What is asked. Transcribe the records that follow exactly. Skip the pictures.

Records for this exercise.
⁂
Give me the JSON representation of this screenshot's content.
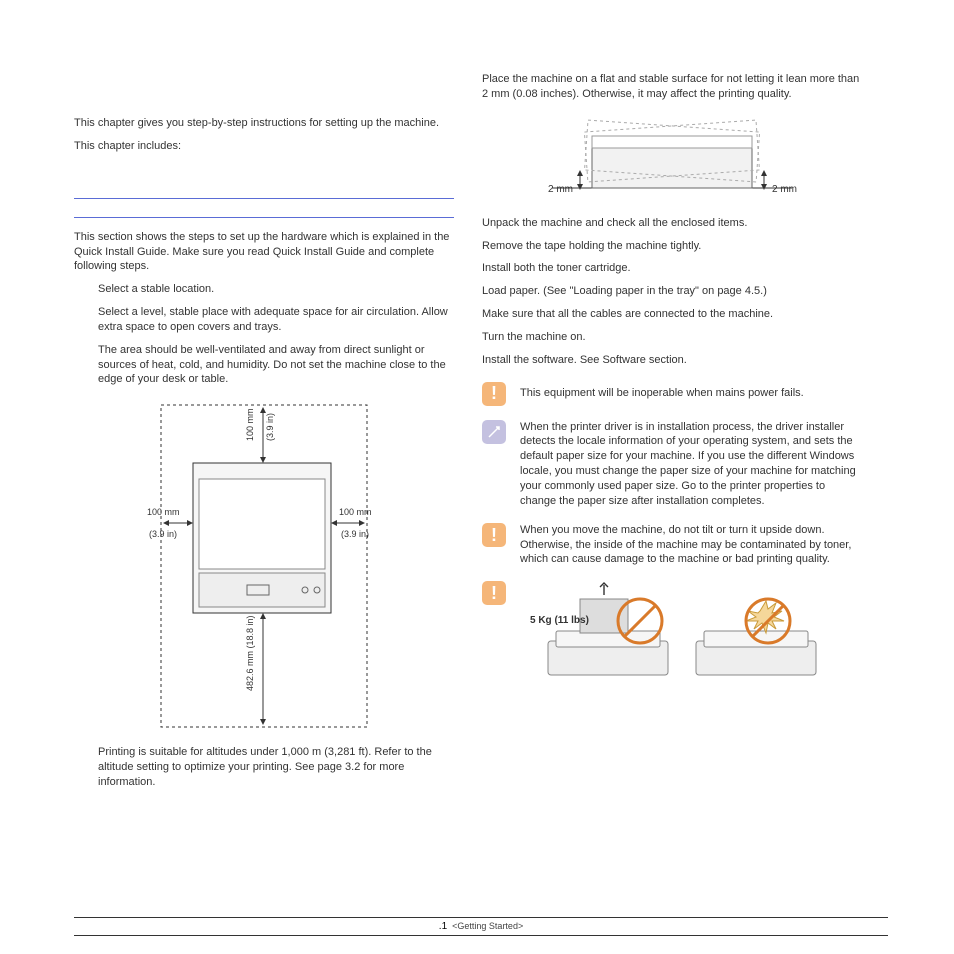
{
  "left": {
    "intro1": "This chapter gives you step-by-step instructions for setting up the machine.",
    "intro2": "This chapter includes:",
    "section_intro": "This section shows the steps to set up the hardware which is explained in the Quick Install Guide. Make sure you read Quick Install Guide and complete following steps.",
    "step_location": "Select a stable location.",
    "step_location_detail": "Select a level, stable place with adequate space for air circulation. Allow extra space to open covers and trays.",
    "step_ventilation": "The area should be well-ventilated and away from direct sunlight or sources of heat, cold, and humidity. Do not set the machine close to the edge of your desk or table.",
    "altitude": "Printing is suitable for altitudes under 1,000 m (3,281 ft). Refer to the altitude setting to optimize your printing. See page 3.2 for more information.",
    "dims": {
      "top": "100 mm",
      "top_in": "(3.9 in)",
      "left": "100 mm",
      "left_in": "(3.9 in)",
      "right": "100 mm",
      "right_in": "(3.9 in)",
      "front": "482.6 mm (18.8 in)"
    }
  },
  "right": {
    "flat_surface": "Place the machine on a flat and stable surface for not letting it lean more than 2 mm (0.08 inches). Otherwise, it may affect the printing quality.",
    "lean_left": "2 mm",
    "lean_right": "2 mm",
    "s_unpack": "Unpack the machine and check all the enclosed items.",
    "s_tape": "Remove the tape holding the machine tightly.",
    "s_toner": "Install both the toner cartridge.",
    "s_paper": "Load paper. (See \"Loading paper in the tray\" on page 4.5.)",
    "s_cables": "Make sure that all the cables are connected to the machine.",
    "s_power": "Turn the machine on.",
    "s_software": "Install the software. See Software section.",
    "warn_inop": "This equipment will be inoperable when mains power fails.",
    "note_driver": "When the printer driver is in installation process, the driver installer detects the locale information of your operating system, and sets the default paper size for your machine. If you use the different Windows locale, you must change the paper size of your machine for matching your commonly used paper size. Go to the printer properties to change the paper size after installation completes.",
    "warn_tilt": "When you move the machine, do not tilt or turn it upside down. Otherwise, the inside of the machine may be contaminated by toner, which can cause damage to the machine or bad printing quality.",
    "weight": "5 Kg (11 lbs)"
  },
  "footer": {
    "page": ".1",
    "section": "<Getting Started>"
  }
}
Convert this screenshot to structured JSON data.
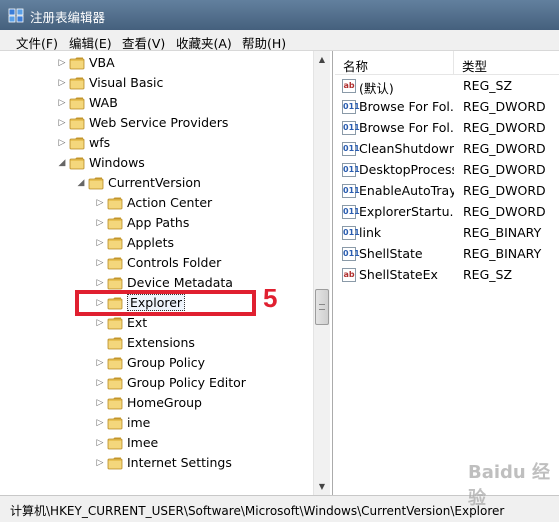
{
  "window": {
    "title": "注册表编辑器"
  },
  "menu": [
    "文件(F)",
    "编辑(E)",
    "查看(V)",
    "收藏夹(A)",
    "帮助(H)"
  ],
  "tree": [
    {
      "label": "VBA",
      "level": 2,
      "expander": "collapsed"
    },
    {
      "label": "Visual Basic",
      "level": 2,
      "expander": "collapsed"
    },
    {
      "label": "WAB",
      "level": 2,
      "expander": "collapsed"
    },
    {
      "label": "Web Service Providers",
      "level": 2,
      "expander": "collapsed"
    },
    {
      "label": "wfs",
      "level": 2,
      "expander": "collapsed"
    },
    {
      "label": "Windows",
      "level": 2,
      "expander": "expanded"
    },
    {
      "label": "CurrentVersion",
      "level": 3,
      "expander": "expanded"
    },
    {
      "label": "Action Center",
      "level": 4,
      "expander": "collapsed"
    },
    {
      "label": "App Paths",
      "level": 4,
      "expander": "collapsed"
    },
    {
      "label": "Applets",
      "level": 4,
      "expander": "collapsed"
    },
    {
      "label": "Controls Folder",
      "level": 4,
      "expander": "collapsed"
    },
    {
      "label": "Device Metadata",
      "level": 4,
      "expander": "collapsed"
    },
    {
      "label": "Explorer",
      "level": 4,
      "expander": "collapsed",
      "selected": true
    },
    {
      "label": "Ext",
      "level": 4,
      "expander": "collapsed"
    },
    {
      "label": "Extensions",
      "level": 4,
      "expander": "none"
    },
    {
      "label": "Group Policy",
      "level": 4,
      "expander": "collapsed"
    },
    {
      "label": "Group Policy Editor",
      "level": 4,
      "expander": "collapsed"
    },
    {
      "label": "HomeGroup",
      "level": 4,
      "expander": "collapsed"
    },
    {
      "label": "ime",
      "level": 4,
      "expander": "collapsed"
    },
    {
      "label": "Imee",
      "level": 4,
      "expander": "collapsed"
    },
    {
      "label": "Internet Settings",
      "level": 4,
      "expander": "collapsed"
    }
  ],
  "list": {
    "columns": [
      "名称",
      "类型"
    ],
    "rows": [
      {
        "name": "(默认)",
        "type": "REG_SZ",
        "icon": "string-value-icon"
      },
      {
        "name": "Browse For Fol...",
        "type": "REG_DWORD",
        "icon": "binary-value-icon"
      },
      {
        "name": "Browse For Fol...",
        "type": "REG_DWORD",
        "icon": "binary-value-icon"
      },
      {
        "name": "CleanShutdown",
        "type": "REG_DWORD",
        "icon": "binary-value-icon"
      },
      {
        "name": "DesktopProcess",
        "type": "REG_DWORD",
        "icon": "binary-value-icon"
      },
      {
        "name": "EnableAutoTray",
        "type": "REG_DWORD",
        "icon": "binary-value-icon"
      },
      {
        "name": "ExplorerStartu...",
        "type": "REG_DWORD",
        "icon": "binary-value-icon"
      },
      {
        "name": "link",
        "type": "REG_BINARY",
        "icon": "binary-value-icon"
      },
      {
        "name": "ShellState",
        "type": "REG_BINARY",
        "icon": "binary-value-icon"
      },
      {
        "name": "ShellStateEx",
        "type": "REG_SZ",
        "icon": "string-value-icon"
      }
    ]
  },
  "annotation": {
    "number": "5",
    "color": "#e02030"
  },
  "statusbar": {
    "path": "计算机\\HKEY_CURRENT_USER\\Software\\Microsoft\\Windows\\CurrentVersion\\Explorer"
  },
  "watermark": "Baidu 经验",
  "colors": {
    "titlebar": "#4f6d8c",
    "folder": "#e8c257",
    "annotation": "#e02030"
  }
}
⁂
Correct output.
Give me the JSON representation of this screenshot's content.
{
  "left": {
    "intro1": "This chapter gives you step-by-step instructions for setting up the machine.",
    "intro2": "This chapter includes:",
    "section_intro": "This section shows the steps to set up the hardware which is explained in the Quick Install Guide. Make sure you read Quick Install Guide and complete following steps.",
    "step_location": "Select a stable location.",
    "step_location_detail": "Select a level, stable place with adequate space for air circulation. Allow extra space to open covers and trays.",
    "step_ventilation": "The area should be well-ventilated and away from direct sunlight or sources of heat, cold, and humidity. Do not set the machine close to the edge of your desk or table.",
    "altitude": "Printing is suitable for altitudes under 1,000 m (3,281 ft). Refer to the altitude setting to optimize your printing. See page 3.2 for more information.",
    "dims": {
      "top": "100 mm",
      "top_in": "(3.9 in)",
      "left": "100 mm",
      "left_in": "(3.9 in)",
      "right": "100 mm",
      "right_in": "(3.9 in)",
      "front": "482.6 mm (18.8 in)"
    }
  },
  "right": {
    "flat_surface": "Place the machine on a flat and stable surface for not letting it lean more than 2 mm (0.08 inches). Otherwise, it may affect the printing quality.",
    "lean_left": "2 mm",
    "lean_right": "2 mm",
    "s_unpack": "Unpack the machine and check all the enclosed items.",
    "s_tape": "Remove the tape holding the machine tightly.",
    "s_toner": "Install both the toner cartridge.",
    "s_paper": "Load paper. (See \"Loading paper in the tray\" on page 4.5.)",
    "s_cables": "Make sure that all the cables are connected to the machine.",
    "s_power": "Turn the machine on.",
    "s_software": "Install the software. See Software section.",
    "warn_inop": "This equipment will be inoperable when mains power fails.",
    "note_driver": "When the printer driver is in installation process, the driver installer detects the locale information of your operating system, and sets the default paper size for your machine. If you use the different Windows locale, you must change the paper size of your machine for matching your commonly used paper size. Go to the printer properties to change the paper size after installation completes.",
    "warn_tilt": "When you move the machine, do not tilt or turn it upside down. Otherwise, the inside of the machine may be contaminated by toner, which can cause damage to the machine or bad printing quality.",
    "weight": "5 Kg (11 lbs)"
  },
  "footer": {
    "page": ".1",
    "section": "<Getting Started>"
  }
}
Convert this screenshot to structured JSON data.
{
  "window": {
    "title": "注册表编辑器"
  },
  "menu": [
    "文件(F)",
    "编辑(E)",
    "查看(V)",
    "收藏夹(A)",
    "帮助(H)"
  ],
  "tree": [
    {
      "label": "VBA",
      "level": 2,
      "expander": "collapsed"
    },
    {
      "label": "Visual Basic",
      "level": 2,
      "expander": "collapsed"
    },
    {
      "label": "WAB",
      "level": 2,
      "expander": "collapsed"
    },
    {
      "label": "Web Service Providers",
      "level": 2,
      "expander": "collapsed"
    },
    {
      "label": "wfs",
      "level": 2,
      "expander": "collapsed"
    },
    {
      "label": "Windows",
      "level": 2,
      "expander": "expanded"
    },
    {
      "label": "CurrentVersion",
      "level": 3,
      "expander": "expanded"
    },
    {
      "label": "Action Center",
      "level": 4,
      "expander": "collapsed"
    },
    {
      "label": "App Paths",
      "level": 4,
      "expander": "collapsed"
    },
    {
      "label": "Applets",
      "level": 4,
      "expander": "collapsed"
    },
    {
      "label": "Controls Folder",
      "level": 4,
      "expander": "collapsed"
    },
    {
      "label": "Device Metadata",
      "level": 4,
      "expander": "collapsed"
    },
    {
      "label": "Explorer",
      "level": 4,
      "expander": "collapsed",
      "selected": true
    },
    {
      "label": "Ext",
      "level": 4,
      "expander": "collapsed"
    },
    {
      "label": "Extensions",
      "level": 4,
      "expander": "none"
    },
    {
      "label": "Group Policy",
      "level": 4,
      "expander": "collapsed"
    },
    {
      "label": "Group Policy Editor",
      "level": 4,
      "expander": "collapsed"
    },
    {
      "label": "HomeGroup",
      "level": 4,
      "expander": "collapsed"
    },
    {
      "label": "ime",
      "level": 4,
      "expander": "collapsed"
    },
    {
      "label": "Imee",
      "level": 4,
      "expander": "collapsed"
    },
    {
      "label": "Internet Settings",
      "level": 4,
      "expander": "collapsed"
    }
  ],
  "list": {
    "columns": [
      "名称",
      "类型"
    ],
    "rows": [
      {
        "name": "(默认)",
        "type": "REG_SZ",
        "icon": "string-value-icon"
      },
      {
        "name": "Browse For Fol...",
        "type": "REG_DWORD",
        "icon": "binary-value-icon"
      },
      {
        "name": "Browse For Fol...",
        "type": "REG_DWORD",
        "icon": "binary-value-icon"
      },
      {
        "name": "CleanShutdown",
        "type": "REG_DWORD",
        "icon": "binary-value-icon"
      },
      {
        "name": "DesktopProcess",
        "type": "REG_DWORD",
        "icon": "binary-value-icon"
      },
      {
        "name": "EnableAutoTray",
        "type": "REG_DWORD",
        "icon": "binary-value-icon"
      },
      {
        "name": "ExplorerStartu...",
        "type": "REG_DWORD",
        "icon": "binary-value-icon"
      },
      {
        "name": "link",
        "type": "REG_BINARY",
        "icon": "binary-value-icon"
      },
      {
        "name": "ShellState",
        "type": "REG_BINARY",
        "icon": "binary-value-icon"
      },
      {
        "name": "ShellStateEx",
        "type": "REG_SZ",
        "icon": "string-value-icon"
      }
    ]
  },
  "annotation": {
    "number": "5",
    "color": "#e02030"
  },
  "statusbar": {
    "path": "计算机\\HKEY_CURRENT_USER\\Software\\Microsoft\\Windows\\CurrentVersion\\Explorer"
  },
  "watermark": "Baidu 经验",
  "colors": {
    "titlebar": "#4f6d8c",
    "folder": "#e8c257",
    "annotation": "#e02030"
  }
}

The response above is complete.